▶ _REQUIRED TASK_: Of all the lines in these entries, how many contain the string "سورة"? Give only that count.

[Data entries]
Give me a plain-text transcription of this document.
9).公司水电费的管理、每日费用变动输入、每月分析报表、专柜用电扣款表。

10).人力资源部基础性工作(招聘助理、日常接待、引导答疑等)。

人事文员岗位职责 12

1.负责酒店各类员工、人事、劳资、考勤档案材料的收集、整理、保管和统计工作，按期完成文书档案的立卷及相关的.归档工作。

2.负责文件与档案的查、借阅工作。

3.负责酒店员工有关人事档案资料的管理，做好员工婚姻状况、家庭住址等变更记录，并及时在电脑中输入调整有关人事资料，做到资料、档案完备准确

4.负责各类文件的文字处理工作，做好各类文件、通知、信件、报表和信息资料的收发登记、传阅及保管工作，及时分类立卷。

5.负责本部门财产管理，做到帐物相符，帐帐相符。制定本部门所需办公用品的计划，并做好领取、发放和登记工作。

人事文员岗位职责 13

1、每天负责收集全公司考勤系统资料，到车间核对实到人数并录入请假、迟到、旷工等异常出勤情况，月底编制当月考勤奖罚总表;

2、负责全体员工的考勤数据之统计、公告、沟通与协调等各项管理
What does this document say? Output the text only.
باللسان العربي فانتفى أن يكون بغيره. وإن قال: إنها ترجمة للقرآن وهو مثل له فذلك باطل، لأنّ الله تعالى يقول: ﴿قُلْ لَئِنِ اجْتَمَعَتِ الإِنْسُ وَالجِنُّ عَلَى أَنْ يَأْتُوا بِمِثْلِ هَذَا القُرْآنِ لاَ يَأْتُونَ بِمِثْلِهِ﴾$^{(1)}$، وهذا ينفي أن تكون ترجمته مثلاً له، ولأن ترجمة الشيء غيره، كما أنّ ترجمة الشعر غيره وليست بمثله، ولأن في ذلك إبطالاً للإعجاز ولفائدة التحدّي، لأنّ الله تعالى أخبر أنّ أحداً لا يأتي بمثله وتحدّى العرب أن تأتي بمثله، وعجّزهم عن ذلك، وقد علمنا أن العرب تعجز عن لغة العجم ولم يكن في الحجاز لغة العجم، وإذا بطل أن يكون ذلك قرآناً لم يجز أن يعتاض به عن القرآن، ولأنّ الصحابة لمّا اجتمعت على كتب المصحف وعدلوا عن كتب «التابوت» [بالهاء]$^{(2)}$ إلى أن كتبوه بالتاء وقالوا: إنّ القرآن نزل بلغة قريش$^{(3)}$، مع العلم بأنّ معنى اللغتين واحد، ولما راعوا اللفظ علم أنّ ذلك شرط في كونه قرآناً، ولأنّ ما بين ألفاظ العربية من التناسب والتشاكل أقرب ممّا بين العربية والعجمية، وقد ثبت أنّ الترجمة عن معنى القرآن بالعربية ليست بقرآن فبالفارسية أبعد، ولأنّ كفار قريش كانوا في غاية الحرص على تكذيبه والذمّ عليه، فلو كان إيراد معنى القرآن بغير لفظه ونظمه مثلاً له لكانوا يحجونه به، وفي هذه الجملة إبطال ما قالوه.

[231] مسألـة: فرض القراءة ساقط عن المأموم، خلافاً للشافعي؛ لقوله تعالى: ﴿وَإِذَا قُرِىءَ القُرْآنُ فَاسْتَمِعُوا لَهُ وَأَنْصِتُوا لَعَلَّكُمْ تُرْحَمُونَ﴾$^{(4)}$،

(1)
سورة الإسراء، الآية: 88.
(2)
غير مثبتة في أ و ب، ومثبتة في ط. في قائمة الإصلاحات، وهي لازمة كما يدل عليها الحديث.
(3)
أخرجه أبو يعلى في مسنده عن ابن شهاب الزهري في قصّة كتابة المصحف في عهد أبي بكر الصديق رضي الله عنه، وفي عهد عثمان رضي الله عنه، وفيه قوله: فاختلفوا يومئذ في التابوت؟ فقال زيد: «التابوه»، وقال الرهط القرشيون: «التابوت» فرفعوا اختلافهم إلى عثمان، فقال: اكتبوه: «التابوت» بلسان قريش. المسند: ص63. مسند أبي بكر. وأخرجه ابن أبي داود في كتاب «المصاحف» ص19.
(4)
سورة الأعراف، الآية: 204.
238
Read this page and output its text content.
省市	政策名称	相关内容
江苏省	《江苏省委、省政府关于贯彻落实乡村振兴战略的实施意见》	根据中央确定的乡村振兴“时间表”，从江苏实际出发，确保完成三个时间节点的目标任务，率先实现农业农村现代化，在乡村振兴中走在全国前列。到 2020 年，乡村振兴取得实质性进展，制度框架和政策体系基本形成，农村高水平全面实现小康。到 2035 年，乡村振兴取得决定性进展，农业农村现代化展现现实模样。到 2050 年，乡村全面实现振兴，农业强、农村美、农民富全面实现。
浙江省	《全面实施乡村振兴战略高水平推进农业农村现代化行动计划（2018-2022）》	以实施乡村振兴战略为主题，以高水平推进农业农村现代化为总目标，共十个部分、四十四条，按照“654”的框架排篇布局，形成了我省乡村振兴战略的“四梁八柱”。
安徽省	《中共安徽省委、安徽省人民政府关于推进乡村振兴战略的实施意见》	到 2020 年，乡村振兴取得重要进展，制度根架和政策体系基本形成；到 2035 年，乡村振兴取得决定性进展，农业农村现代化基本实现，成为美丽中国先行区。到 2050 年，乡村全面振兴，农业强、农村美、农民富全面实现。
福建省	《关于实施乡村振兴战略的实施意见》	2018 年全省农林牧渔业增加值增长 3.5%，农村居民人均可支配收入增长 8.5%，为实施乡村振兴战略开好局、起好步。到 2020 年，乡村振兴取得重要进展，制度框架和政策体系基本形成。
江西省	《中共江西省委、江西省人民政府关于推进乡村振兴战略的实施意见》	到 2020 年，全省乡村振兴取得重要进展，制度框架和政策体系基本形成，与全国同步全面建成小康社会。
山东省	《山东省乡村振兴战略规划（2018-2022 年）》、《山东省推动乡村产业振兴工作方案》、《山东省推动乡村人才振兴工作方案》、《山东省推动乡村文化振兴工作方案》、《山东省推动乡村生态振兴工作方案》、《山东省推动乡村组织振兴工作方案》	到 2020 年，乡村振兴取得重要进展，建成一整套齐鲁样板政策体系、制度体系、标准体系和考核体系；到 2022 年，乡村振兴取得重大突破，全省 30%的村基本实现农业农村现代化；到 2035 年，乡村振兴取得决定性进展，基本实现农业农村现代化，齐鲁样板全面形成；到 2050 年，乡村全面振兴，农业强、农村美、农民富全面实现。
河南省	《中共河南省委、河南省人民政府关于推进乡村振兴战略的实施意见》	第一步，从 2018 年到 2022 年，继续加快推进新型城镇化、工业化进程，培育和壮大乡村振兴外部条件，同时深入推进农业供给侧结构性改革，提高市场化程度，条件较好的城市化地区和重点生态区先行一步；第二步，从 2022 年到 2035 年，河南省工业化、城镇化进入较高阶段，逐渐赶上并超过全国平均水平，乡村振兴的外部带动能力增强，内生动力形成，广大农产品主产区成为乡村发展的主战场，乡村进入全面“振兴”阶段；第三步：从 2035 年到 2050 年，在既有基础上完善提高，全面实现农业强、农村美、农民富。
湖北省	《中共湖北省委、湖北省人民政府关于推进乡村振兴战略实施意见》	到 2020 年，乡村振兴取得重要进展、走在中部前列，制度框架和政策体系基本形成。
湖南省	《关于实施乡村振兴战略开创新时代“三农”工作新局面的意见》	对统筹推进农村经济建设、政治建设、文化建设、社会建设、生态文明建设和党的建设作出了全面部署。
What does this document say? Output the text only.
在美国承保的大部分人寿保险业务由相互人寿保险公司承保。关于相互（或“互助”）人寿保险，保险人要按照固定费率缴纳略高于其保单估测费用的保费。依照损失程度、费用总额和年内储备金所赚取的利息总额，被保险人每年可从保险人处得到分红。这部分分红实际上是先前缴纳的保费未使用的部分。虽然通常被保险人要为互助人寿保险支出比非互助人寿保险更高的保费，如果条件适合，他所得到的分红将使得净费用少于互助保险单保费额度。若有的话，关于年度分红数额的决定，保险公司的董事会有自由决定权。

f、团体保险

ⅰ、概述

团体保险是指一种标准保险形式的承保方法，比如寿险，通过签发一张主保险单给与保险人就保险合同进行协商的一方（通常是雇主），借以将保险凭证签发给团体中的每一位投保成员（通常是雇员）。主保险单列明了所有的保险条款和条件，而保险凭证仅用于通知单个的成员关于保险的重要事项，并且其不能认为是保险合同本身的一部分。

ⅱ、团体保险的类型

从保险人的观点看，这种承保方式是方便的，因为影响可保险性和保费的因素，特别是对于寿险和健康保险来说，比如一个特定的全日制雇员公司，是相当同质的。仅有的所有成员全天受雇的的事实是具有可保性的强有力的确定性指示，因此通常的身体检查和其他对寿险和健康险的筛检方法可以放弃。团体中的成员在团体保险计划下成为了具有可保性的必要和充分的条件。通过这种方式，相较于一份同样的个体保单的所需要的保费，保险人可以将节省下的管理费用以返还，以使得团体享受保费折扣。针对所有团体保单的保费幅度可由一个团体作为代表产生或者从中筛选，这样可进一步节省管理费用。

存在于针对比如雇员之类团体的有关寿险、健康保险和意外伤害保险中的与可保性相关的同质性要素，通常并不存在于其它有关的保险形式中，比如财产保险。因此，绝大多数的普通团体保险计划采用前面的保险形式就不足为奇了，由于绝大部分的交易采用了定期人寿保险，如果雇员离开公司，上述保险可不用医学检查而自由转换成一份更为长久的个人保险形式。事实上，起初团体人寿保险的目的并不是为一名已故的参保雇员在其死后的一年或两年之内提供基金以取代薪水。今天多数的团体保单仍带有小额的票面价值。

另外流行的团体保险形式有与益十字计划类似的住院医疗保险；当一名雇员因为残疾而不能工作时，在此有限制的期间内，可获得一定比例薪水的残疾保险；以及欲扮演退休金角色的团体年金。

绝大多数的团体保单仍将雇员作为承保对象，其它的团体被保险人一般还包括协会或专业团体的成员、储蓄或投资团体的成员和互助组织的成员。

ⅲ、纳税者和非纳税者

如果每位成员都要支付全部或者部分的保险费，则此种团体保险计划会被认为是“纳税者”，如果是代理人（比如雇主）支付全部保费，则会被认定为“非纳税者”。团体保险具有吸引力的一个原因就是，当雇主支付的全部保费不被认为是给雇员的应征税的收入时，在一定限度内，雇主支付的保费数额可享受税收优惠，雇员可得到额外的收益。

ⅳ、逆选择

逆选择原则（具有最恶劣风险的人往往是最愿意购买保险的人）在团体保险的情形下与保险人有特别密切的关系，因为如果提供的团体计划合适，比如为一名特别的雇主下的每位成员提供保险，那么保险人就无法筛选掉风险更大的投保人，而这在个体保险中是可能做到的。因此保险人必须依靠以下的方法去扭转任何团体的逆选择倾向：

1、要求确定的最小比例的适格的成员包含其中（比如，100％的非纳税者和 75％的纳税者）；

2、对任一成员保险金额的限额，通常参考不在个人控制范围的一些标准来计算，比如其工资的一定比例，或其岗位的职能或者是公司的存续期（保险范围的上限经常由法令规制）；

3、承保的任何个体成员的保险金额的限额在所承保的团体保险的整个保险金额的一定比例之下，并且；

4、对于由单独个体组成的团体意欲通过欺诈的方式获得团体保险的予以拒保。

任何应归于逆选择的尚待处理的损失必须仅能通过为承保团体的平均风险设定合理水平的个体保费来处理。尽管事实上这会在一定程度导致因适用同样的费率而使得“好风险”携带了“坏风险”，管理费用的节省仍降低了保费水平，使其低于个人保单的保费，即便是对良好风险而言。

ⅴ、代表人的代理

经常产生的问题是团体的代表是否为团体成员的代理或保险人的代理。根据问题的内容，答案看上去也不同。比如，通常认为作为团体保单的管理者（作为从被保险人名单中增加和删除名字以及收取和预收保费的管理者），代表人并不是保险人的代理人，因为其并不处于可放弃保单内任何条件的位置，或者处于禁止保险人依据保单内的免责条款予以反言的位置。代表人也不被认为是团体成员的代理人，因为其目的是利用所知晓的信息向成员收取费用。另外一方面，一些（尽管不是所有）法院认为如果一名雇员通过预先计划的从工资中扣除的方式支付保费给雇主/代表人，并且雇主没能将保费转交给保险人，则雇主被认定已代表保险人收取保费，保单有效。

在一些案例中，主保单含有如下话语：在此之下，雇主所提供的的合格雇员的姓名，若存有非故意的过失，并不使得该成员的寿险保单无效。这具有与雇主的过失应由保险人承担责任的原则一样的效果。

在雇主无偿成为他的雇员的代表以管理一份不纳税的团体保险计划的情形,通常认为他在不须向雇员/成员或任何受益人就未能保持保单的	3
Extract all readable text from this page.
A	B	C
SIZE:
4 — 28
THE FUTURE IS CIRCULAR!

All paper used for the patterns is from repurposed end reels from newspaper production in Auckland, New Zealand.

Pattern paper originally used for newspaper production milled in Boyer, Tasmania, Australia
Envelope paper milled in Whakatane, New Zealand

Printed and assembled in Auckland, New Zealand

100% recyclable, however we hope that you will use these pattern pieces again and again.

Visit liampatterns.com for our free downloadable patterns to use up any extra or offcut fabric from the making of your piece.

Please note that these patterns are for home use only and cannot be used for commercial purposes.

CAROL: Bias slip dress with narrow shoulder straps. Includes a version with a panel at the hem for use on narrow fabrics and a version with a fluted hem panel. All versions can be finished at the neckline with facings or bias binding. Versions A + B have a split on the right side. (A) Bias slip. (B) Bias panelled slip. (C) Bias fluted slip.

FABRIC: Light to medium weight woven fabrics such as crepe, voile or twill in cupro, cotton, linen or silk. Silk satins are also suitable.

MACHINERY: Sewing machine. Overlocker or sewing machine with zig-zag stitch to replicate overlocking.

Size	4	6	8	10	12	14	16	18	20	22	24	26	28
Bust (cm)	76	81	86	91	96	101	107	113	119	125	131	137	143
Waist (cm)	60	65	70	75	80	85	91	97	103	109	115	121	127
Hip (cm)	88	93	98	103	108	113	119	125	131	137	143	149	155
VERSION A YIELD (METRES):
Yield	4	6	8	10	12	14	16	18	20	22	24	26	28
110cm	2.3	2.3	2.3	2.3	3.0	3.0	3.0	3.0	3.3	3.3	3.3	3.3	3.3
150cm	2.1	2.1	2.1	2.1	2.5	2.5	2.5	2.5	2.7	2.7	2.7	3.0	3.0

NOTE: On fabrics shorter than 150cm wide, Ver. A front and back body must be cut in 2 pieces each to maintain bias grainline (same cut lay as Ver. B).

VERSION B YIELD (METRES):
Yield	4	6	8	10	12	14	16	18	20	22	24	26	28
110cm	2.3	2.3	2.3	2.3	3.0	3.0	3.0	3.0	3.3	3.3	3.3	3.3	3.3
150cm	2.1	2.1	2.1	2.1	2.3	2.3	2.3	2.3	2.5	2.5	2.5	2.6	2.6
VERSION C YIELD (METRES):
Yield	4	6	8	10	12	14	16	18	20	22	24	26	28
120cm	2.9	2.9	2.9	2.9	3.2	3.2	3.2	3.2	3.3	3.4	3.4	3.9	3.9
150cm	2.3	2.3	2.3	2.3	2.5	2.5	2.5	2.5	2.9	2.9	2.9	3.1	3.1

▶ _WRITTEN ANSWER_: 2